* START Dataset content *

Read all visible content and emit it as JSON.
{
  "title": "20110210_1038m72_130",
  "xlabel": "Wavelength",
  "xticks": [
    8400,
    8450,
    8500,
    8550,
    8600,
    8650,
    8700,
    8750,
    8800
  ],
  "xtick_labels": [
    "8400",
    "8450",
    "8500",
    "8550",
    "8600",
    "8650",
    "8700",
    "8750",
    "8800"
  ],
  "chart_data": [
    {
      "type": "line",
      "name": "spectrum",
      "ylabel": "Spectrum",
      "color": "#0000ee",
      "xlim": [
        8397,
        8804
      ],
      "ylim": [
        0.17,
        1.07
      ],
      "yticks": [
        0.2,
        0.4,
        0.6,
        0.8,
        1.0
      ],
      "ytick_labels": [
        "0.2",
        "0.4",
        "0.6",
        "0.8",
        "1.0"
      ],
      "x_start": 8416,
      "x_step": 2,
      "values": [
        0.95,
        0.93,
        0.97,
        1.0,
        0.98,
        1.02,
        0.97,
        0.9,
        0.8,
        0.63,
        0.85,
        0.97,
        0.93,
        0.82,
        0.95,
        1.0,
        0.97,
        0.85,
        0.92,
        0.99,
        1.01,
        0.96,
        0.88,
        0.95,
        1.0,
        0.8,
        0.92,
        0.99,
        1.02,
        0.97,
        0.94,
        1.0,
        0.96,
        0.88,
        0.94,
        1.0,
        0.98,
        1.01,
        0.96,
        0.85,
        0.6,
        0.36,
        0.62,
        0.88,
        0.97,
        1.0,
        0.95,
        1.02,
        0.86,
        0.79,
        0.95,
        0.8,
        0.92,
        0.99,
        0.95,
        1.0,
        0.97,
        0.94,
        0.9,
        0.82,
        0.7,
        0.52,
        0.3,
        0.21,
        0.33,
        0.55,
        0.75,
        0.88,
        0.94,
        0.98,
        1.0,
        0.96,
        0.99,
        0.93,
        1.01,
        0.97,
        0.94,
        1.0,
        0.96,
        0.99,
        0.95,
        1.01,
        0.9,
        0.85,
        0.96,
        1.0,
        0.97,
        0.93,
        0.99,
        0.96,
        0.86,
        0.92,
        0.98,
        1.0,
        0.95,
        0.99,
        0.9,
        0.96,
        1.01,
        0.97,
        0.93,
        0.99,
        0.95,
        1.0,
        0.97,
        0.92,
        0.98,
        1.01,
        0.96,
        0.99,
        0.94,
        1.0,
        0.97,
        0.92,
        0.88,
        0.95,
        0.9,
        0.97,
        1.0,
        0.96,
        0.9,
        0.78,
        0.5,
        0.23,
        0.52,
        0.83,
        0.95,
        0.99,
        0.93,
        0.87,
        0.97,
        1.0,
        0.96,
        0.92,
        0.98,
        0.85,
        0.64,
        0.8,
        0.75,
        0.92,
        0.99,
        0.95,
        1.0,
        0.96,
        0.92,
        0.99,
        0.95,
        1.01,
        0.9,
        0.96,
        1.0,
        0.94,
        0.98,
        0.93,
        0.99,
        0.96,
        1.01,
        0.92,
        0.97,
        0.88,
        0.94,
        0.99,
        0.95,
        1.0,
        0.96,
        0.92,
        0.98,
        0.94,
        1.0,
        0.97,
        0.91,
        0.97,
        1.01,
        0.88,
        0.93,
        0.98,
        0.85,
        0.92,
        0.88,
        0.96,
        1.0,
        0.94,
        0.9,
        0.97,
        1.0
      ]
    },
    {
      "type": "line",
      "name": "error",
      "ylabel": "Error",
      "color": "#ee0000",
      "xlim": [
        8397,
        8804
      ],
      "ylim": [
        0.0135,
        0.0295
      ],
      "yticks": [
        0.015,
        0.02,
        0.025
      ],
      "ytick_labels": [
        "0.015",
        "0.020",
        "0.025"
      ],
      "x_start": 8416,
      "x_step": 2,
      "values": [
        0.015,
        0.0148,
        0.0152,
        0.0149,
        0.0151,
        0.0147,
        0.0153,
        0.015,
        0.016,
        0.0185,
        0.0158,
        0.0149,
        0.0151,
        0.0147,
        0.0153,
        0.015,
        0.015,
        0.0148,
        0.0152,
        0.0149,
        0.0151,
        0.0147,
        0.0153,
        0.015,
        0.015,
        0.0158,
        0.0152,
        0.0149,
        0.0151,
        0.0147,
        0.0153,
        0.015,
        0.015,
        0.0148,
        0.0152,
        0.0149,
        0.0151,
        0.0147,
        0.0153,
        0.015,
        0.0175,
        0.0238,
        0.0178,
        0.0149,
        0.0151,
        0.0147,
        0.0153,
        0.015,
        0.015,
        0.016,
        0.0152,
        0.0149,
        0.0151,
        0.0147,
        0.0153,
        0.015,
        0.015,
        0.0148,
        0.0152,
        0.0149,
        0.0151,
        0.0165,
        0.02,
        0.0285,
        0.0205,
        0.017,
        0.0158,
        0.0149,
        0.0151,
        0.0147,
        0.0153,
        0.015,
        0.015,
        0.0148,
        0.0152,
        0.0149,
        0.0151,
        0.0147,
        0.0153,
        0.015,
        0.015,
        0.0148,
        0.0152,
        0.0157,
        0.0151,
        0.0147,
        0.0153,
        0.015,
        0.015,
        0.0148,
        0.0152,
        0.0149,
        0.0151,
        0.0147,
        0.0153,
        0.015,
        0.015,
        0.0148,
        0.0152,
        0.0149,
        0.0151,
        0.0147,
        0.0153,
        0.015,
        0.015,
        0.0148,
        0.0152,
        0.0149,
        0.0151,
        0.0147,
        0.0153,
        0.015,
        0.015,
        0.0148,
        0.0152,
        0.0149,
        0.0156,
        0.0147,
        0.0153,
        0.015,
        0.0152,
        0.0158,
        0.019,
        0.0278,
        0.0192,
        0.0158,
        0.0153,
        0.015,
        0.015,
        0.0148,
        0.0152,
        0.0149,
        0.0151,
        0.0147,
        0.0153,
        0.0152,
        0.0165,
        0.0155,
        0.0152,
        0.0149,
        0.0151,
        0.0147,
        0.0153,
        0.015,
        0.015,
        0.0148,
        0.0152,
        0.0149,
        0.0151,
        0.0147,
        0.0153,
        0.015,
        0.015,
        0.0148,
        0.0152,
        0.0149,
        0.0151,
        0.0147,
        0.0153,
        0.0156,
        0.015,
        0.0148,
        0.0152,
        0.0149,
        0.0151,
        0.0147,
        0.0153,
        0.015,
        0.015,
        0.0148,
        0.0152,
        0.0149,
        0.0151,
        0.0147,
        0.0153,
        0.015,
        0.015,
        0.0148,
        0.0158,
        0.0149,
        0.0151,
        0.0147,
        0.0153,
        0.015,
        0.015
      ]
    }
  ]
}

* END Dataset content *

▶ **Written instruction**:
Here, the records must be output exactly and in full.

▶ **Written response**:
Read all visible content and emit it as JSON.
{
  "title": "20110210_1038m72_130",
  "xlabel": "Wavelength",
  "xticks": [
    8400,
    8450,
    8500,
    8550,
    8600,
    8650,
    8700,
    8750,
    8800
  ],
  "xtick_labels": [
    "8400",
    "8450",
    "8500",
    "8550",
    "8600",
    "8650",
    "8700",
    "8750",
    "8800"
  ],
  "chart_data": [
    {
      "type": "line",
      "name": "spectrum",
      "ylabel": "Spectrum",
      "color": "#0000ee",
      "xlim": [
        8397,
        8804
      ],
      "ylim": [
        0.17,
        1.07
      ],
      "yticks": [
        0.2,
        0.4,
        0.6,
        0.8,
        1.0
      ],
      "ytick_labels": [
        "0.2",
        "0.4",
        "0.6",
        "0.8",
        "1.0"
      ],
      "x_start": 8416,
      "x_step": 2,
      "values": [
        0.95,
        0.93,
        0.97,
        1.0,
        0.98,
        1.02,
        0.97,
        0.9,
        0.8,
        0.63,
        0.85,
        0.97,
        0.93,
        0.82,
        0.95,
        1.0,
        0.97,
        0.85,
        0.92,
        0.99,
        1.01,
        0.96,
        0.88,
        0.95,
        1.0,
        0.8,
        0.92,
        0.99,
        1.02,
        0.97,
        0.94,
        1.0,
        0.96,
        0.88,
        0.94,
        1.0,
        0.98,
        1.01,
        0.96,
        0.85,
        0.6,
        0.36,
        0.62,
        0.88,
        0.97,
        1.0,
        0.95,
        1.02,
        0.86,
        0.79,
        0.95,
        0.8,
        0.92,
        0.99,
        0.95,
        1.0,
        0.97,
        0.94,
        0.9,
        0.82,
        0.7,
        0.52,
        0.3,
        0.21,
        0.33,
        0.55,
        0.75,
        0.88,
        0.94,
        0.98,
        1.0,
        0.96,
        0.99,
        0.93,
        1.01,
        0.97,
        0.94,
        1.0,
        0.96,
        0.99,
        0.95,
        1.01,
        0.9,
        0.85,
        0.96,
        1.0,
        0.97,
        0.93,
        0.99,
        0.96,
        0.86,
        0.92,
        0.98,
        1.0,
        0.95,
        0.99,
        0.9,
        0.96,
        1.01,
        0.97,
        0.93,
        0.99,
        0.95,
        1.0,
        0.97,
        0.92,
        0.98,
        1.01,
        0.96,
        0.99,
        0.94,
        1.0,
        0.97,
        0.92,
        0.88,
        0.95,
        0.9,
        0.97,
        1.0,
        0.96,
        0.9,
        0.78,
        0.5,
        0.23,
        0.52,
        0.83,
        0.95,
        0.99,
        0.93,
        0.87,
        0.97,
        1.0,
        0.96,
        0.92,
        0.98,
        0.85,
        0.64,
        0.8,
        0.75,
        0.92,
        0.99,
        0.95,
        1.0,
        0.96,
        0.92,
        0.99,
        0.95,
        1.01,
        0.9,
        0.96,
        1.0,
        0.94,
        0.98,
        0.93,
        0.99,
        0.96,
        1.01,
        0.92,
        0.97,
        0.88,
        0.94,
        0.99,
        0.95,
        1.0,
        0.96,
        0.92,
        0.98,
        0.94,
        1.0,
        0.97,
        0.91,
        0.97,
        1.01,
        0.88,
        0.93,
        0.98,
        0.85,
        0.92,
        0.88,
        0.96,
        1.0,
        0.94,
        0.9,
        0.97,
        1.0
      ]
    },
    {
      "type": "line",
      "name": "error",
      "ylabel": "Error",
      "color": "#ee0000",
      "xlim": [
        8397,
        8804
      ],
      "ylim": [
        0.0135,
        0.0295
      ],
      "yticks": [
        0.015,
        0.02,
        0.025
      ],
      "ytick_labels": [
        "0.015",
        "0.020",
        "0.025"
      ],
      "x_start": 8416,
      "x_step": 2,
      "values": [
        0.015,
        0.0148,
        0.0152,
        0.0149,
        0.0151,
        0.0147,
        0.0153,
        0.015,
        0.016,
        0.0185,
        0.0158,
        0.0149,
        0.0151,
        0.0147,
        0.0153,
        0.015,
        0.015,
        0.0148,
        0.0152,
        0.0149,
        0.0151,
        0.0147,
        0.0153,
        0.015,
        0.015,
        0.0158,
        0.0152,
        0.0149,
        0.0151,
        0.0147,
        0.0153,
        0.015,
        0.015,
        0.0148,
        0.0152,
        0.0149,
        0.0151,
        0.0147,
        0.0153,
        0.015,
        0.0175,
        0.0238,
        0.0178,
        0.0149,
        0.0151,
        0.0147,
        0.0153,
        0.015,
        0.015,
        0.016,
        0.0152,
        0.0149,
        0.0151,
        0.0147,
        0.0153,
        0.015,
        0.015,
        0.0148,
        0.0152,
        0.0149,
        0.0151,
        0.0165,
        0.02,
        0.0285,
        0.0205,
        0.017,
        0.0158,
        0.0149,
        0.0151,
        0.0147,
        0.0153,
        0.015,
        0.015,
        0.0148,
        0.0152,
        0.0149,
        0.0151,
        0.0147,
        0.0153,
        0.015,
        0.015,
        0.0148,
        0.0152,
        0.0157,
        0.0151,
        0.0147,
        0.0153,
        0.015,
        0.015,
        0.0148,
        0.0152,
        0.0149,
        0.0151,
        0.0147,
        0.0153,
        0.015,
        0.015,
        0.0148,
        0.0152,
        0.0149,
        0.0151,
        0.0147,
        0.0153,
        0.015,
        0.015,
        0.0148,
        0.0152,
        0.0149,
        0.0151,
        0.0147,
        0.0153,
        0.015,
        0.015,
        0.0148,
        0.0152,
        0.0149,
        0.0156,
        0.0147,
        0.0153,
        0.015,
        0.0152,
        0.0158,
        0.019,
        0.0278,
        0.0192,
        0.0158,
        0.0153,
        0.015,
        0.015,
        0.0148,
        0.0152,
        0.0149,
        0.0151,
        0.0147,
        0.0153,
        0.0152,
        0.0165,
        0.0155,
        0.0152,
        0.0149,
        0.0151,
        0.0147,
        0.0153,
        0.015,
        0.015,
        0.0148,
        0.0152,
        0.0149,
        0.0151,
        0.0147,
        0.0153,
        0.015,
        0.015,
        0.0148,
        0.0152,
        0.0149,
        0.0151,
        0.0147,
        0.0153,
        0.0156,
        0.015,
        0.0148,
        0.0152,
        0.0149,
        0.0151,
        0.0147,
        0.0153,
        0.015,
        0.015,
        0.0148,
        0.0152,
        0.0149,
        0.0151,
        0.0147,
        0.0153,
        0.015,
        0.015,
        0.0148,
        0.0158,
        0.0149,
        0.0151,
        0.0147,
        0.0153,
        0.015,
        0.015
      ]
    }
  ]
}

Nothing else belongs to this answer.